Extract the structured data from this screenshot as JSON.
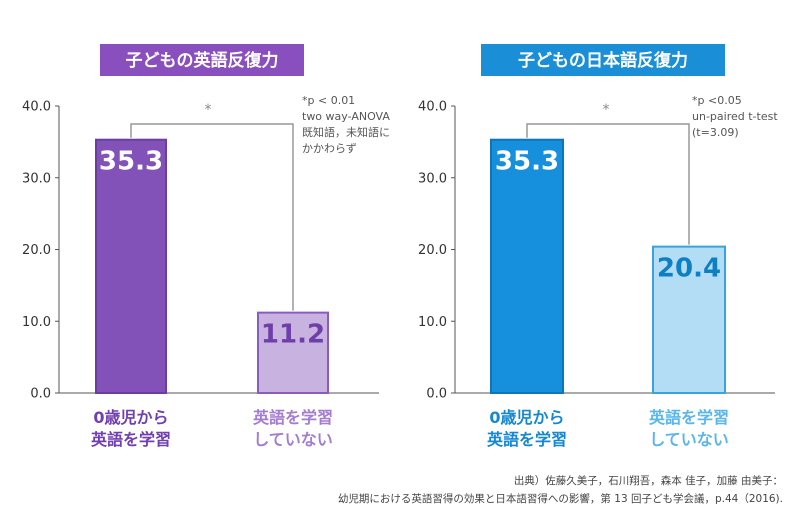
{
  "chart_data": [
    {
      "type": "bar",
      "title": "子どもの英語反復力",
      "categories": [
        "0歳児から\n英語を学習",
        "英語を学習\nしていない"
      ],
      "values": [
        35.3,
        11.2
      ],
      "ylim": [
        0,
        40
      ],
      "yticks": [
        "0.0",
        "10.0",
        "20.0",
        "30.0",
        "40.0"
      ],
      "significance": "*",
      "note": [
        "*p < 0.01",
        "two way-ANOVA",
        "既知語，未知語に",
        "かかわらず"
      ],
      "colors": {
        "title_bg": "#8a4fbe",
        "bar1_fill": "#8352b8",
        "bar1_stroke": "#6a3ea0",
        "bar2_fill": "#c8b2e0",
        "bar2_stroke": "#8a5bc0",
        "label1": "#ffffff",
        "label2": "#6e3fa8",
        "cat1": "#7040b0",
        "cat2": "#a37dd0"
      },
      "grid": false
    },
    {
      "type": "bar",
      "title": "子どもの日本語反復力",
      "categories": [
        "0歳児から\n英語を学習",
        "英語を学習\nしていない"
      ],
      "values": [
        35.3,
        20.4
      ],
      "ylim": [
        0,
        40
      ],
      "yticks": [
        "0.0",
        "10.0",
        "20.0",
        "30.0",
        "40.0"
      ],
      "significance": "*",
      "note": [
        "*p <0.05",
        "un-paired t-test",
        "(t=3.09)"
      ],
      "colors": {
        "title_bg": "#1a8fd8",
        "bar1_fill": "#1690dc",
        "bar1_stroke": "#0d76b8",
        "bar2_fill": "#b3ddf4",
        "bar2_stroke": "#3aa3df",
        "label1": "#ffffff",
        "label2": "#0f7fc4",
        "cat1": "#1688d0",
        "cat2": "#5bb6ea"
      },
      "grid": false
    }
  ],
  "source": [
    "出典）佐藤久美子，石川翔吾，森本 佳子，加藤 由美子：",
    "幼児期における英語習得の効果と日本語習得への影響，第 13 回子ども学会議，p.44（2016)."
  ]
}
□ □ □ □ □
▸ **What this task involves**: All entries must be written out again exactly as given, with no pictures in the copy.

▸ **Final result**:
Extract the structured data from this screenshot as JSON.
{
  "chart_data": [
    {
      "type": "bar",
      "title": "子どもの英語反復力",
      "categories": [
        "0歳児から\n英語を学習",
        "英語を学習\nしていない"
      ],
      "values": [
        35.3,
        11.2
      ],
      "ylim": [
        0,
        40
      ],
      "yticks": [
        "0.0",
        "10.0",
        "20.0",
        "30.0",
        "40.0"
      ],
      "significance": "*",
      "note": [
        "*p < 0.01",
        "two way-ANOVA",
        "既知語，未知語に",
        "かかわらず"
      ],
      "colors": {
        "title_bg": "#8a4fbe",
        "bar1_fill": "#8352b8",
        "bar1_stroke": "#6a3ea0",
        "bar2_fill": "#c8b2e0",
        "bar2_stroke": "#8a5bc0",
        "label1": "#ffffff",
        "label2": "#6e3fa8",
        "cat1": "#7040b0",
        "cat2": "#a37dd0"
      },
      "grid": false
    },
    {
      "type": "bar",
      "title": "子どもの日本語反復力",
      "categories": [
        "0歳児から\n英語を学習",
        "英語を学習\nしていない"
      ],
      "values": [
        35.3,
        20.4
      ],
      "ylim": [
        0,
        40
      ],
      "yticks": [
        "0.0",
        "10.0",
        "20.0",
        "30.0",
        "40.0"
      ],
      "significance": "*",
      "note": [
        "*p <0.05",
        "un-paired t-test",
        "(t=3.09)"
      ],
      "colors": {
        "title_bg": "#1a8fd8",
        "bar1_fill": "#1690dc",
        "bar1_stroke": "#0d76b8",
        "bar2_fill": "#b3ddf4",
        "bar2_stroke": "#3aa3df",
        "label1": "#ffffff",
        "label2": "#0f7fc4",
        "cat1": "#1688d0",
        "cat2": "#5bb6ea"
      },
      "grid": false
    }
  ],
  "source": [
    "出典）佐藤久美子，石川翔吾，森本 佳子，加藤 由美子：",
    "幼児期における英語習得の効果と日本語習得への影響，第 13 回子ども学会議，p.44（2016)."
  ]
}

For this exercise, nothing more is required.